[Stored entries]
---------------
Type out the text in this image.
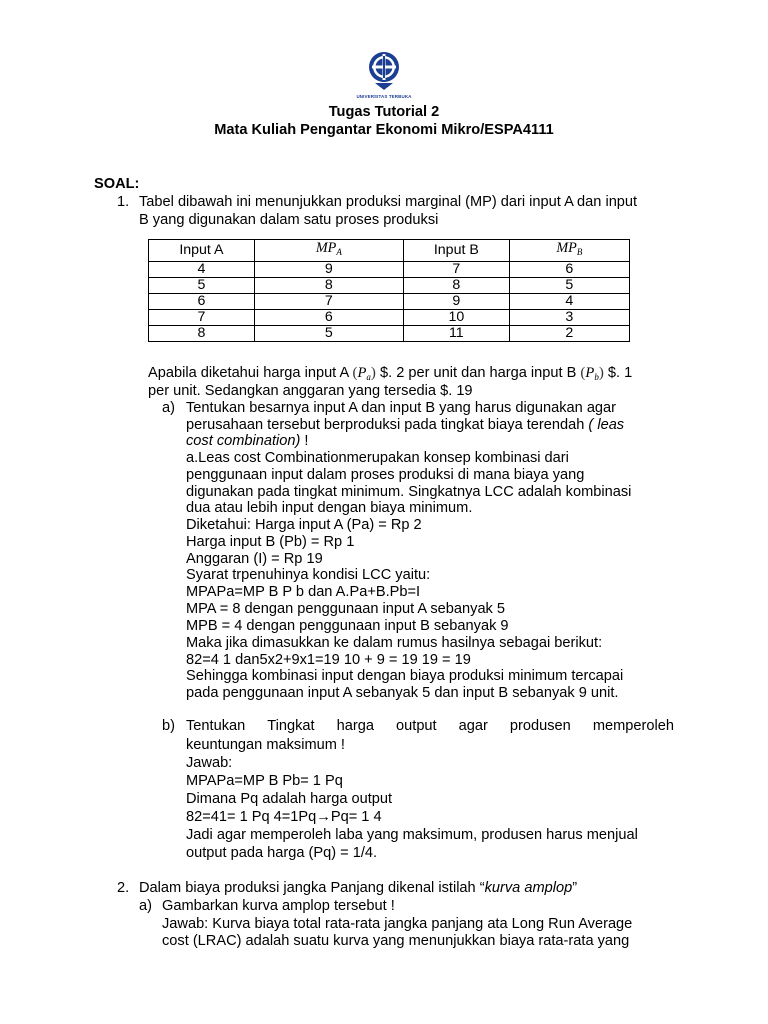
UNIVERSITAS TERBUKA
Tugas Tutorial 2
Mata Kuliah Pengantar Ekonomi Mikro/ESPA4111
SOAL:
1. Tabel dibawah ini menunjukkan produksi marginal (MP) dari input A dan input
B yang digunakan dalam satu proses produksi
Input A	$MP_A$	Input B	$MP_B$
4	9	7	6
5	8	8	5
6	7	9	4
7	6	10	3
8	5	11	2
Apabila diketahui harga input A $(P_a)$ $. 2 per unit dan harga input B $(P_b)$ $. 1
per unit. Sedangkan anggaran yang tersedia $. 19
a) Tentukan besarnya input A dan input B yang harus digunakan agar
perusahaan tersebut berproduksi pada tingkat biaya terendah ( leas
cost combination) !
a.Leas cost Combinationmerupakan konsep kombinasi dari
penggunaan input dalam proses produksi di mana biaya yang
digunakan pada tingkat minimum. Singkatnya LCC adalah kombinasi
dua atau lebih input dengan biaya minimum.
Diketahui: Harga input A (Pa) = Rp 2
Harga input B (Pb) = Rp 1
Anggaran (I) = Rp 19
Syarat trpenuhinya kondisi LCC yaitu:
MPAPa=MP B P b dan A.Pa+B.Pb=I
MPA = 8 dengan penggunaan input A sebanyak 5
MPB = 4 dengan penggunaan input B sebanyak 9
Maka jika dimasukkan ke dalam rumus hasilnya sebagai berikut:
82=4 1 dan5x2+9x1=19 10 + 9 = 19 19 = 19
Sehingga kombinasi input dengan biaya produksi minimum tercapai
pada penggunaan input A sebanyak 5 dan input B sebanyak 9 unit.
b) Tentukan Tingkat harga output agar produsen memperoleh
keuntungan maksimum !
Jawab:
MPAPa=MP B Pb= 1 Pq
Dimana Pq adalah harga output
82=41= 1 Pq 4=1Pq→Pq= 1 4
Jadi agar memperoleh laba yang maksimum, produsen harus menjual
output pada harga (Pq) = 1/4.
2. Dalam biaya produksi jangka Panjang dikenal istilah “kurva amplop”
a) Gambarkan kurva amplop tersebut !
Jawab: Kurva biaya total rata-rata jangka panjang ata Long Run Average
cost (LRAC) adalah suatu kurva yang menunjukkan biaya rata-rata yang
---------------
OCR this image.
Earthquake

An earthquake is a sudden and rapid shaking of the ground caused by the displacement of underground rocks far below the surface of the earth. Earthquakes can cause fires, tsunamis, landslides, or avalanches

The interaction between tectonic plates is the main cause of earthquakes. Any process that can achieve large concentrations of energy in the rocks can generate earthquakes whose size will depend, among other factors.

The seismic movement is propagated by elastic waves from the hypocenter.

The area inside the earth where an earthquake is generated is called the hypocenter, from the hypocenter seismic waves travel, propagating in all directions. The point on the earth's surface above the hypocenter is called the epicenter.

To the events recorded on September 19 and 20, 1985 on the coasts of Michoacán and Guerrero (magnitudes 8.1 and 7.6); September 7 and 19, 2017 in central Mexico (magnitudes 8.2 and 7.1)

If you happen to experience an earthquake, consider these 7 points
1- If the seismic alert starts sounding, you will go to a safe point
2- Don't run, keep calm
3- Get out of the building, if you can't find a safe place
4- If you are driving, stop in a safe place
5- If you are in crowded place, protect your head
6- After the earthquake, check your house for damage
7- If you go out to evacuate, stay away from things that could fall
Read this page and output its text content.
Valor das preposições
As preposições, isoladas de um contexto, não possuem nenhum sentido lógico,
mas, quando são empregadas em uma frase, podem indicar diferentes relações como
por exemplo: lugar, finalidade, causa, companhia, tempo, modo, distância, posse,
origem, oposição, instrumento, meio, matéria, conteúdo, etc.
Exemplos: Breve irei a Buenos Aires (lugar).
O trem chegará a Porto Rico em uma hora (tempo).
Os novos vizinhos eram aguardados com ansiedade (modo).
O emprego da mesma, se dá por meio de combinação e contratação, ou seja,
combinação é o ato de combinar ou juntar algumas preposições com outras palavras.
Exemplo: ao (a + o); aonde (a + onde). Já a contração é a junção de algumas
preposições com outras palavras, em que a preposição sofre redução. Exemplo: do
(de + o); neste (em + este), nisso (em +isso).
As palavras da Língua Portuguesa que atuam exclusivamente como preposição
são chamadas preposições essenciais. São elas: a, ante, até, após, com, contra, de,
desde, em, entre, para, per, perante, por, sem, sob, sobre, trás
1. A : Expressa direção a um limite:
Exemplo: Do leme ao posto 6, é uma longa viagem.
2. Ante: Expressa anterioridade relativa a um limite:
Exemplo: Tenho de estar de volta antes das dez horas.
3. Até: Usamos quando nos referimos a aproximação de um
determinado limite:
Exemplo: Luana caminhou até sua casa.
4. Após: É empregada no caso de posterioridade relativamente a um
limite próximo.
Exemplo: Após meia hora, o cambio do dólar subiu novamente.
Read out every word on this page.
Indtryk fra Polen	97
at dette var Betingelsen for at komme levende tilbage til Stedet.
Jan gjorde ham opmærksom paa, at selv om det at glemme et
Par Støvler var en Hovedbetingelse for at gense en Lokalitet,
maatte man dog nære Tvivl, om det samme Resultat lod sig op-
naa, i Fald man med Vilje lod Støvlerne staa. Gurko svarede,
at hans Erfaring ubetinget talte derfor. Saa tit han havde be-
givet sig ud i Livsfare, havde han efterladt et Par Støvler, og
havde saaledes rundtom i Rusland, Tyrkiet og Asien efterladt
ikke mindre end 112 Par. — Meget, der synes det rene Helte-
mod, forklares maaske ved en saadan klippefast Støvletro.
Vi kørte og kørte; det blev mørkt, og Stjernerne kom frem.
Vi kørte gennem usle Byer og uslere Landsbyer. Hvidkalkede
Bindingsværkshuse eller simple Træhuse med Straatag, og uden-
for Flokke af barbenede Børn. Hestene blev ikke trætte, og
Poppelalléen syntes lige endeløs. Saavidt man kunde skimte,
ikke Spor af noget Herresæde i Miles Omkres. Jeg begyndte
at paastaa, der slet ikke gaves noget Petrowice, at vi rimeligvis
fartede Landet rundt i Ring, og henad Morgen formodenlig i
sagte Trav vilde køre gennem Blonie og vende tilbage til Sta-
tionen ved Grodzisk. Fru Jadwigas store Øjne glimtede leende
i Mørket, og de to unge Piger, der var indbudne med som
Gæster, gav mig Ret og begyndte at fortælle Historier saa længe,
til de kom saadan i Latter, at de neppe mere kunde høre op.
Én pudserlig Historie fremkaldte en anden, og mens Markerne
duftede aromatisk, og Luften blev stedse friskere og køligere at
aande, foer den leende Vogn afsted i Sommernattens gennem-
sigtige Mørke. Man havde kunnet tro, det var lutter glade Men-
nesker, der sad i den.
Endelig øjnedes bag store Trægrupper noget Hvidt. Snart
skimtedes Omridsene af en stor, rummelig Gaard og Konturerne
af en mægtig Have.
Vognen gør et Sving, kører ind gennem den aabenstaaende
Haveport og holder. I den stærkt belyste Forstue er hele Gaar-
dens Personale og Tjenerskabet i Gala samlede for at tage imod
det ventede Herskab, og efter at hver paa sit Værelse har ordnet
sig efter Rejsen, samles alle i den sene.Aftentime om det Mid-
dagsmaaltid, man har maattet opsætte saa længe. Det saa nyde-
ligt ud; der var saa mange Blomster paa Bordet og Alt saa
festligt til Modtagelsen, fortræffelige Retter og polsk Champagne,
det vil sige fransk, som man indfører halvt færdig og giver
---------------
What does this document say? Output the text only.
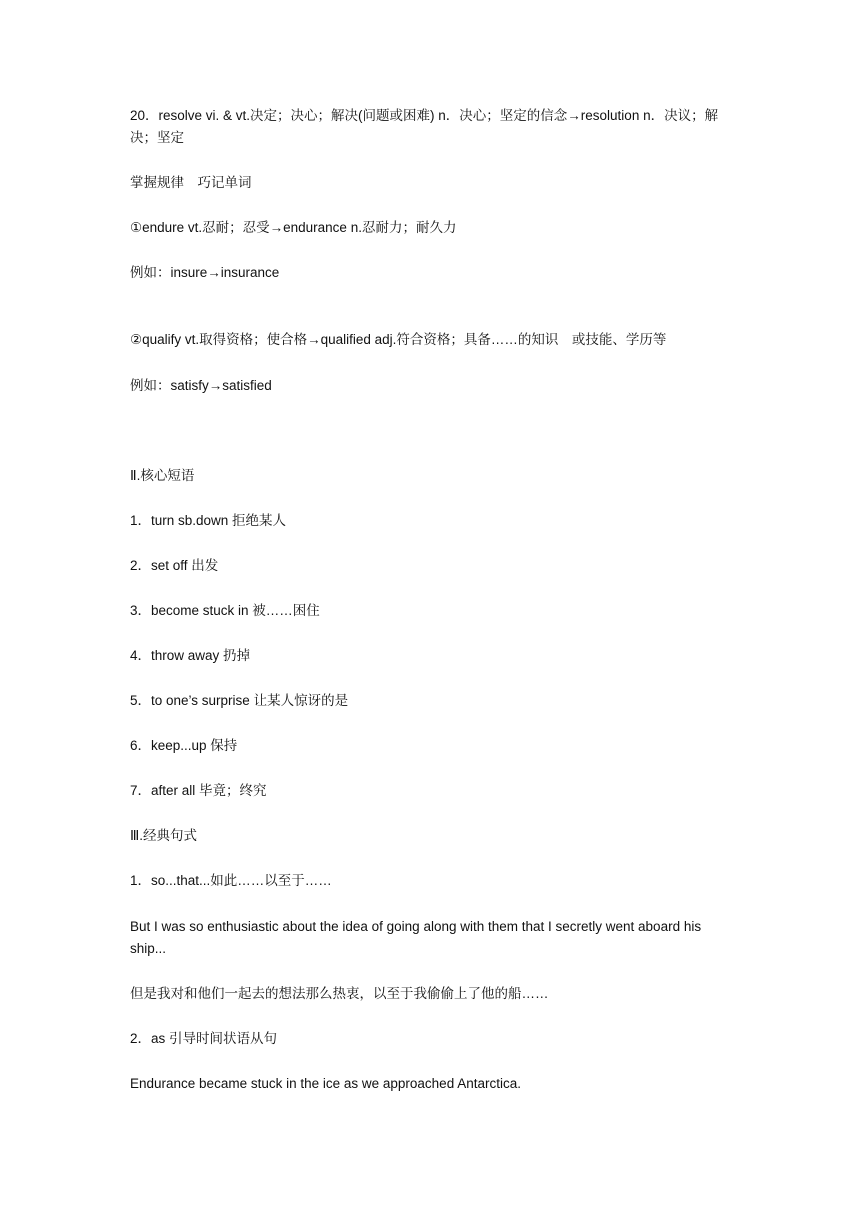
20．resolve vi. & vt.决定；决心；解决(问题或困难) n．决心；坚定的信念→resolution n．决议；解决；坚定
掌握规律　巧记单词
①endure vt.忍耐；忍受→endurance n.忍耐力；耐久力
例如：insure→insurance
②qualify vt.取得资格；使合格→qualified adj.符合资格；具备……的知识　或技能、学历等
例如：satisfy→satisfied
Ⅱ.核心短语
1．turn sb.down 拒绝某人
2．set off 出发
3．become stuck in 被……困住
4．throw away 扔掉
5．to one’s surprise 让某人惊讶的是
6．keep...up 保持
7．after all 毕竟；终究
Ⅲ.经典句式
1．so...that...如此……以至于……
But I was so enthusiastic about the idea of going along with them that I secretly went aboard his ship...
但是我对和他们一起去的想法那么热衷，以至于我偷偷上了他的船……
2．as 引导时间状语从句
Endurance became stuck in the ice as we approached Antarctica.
---------------
Requirements — Count the lines of the data that contain the string "havde", and reply with that number alone.

Exercise solution — 4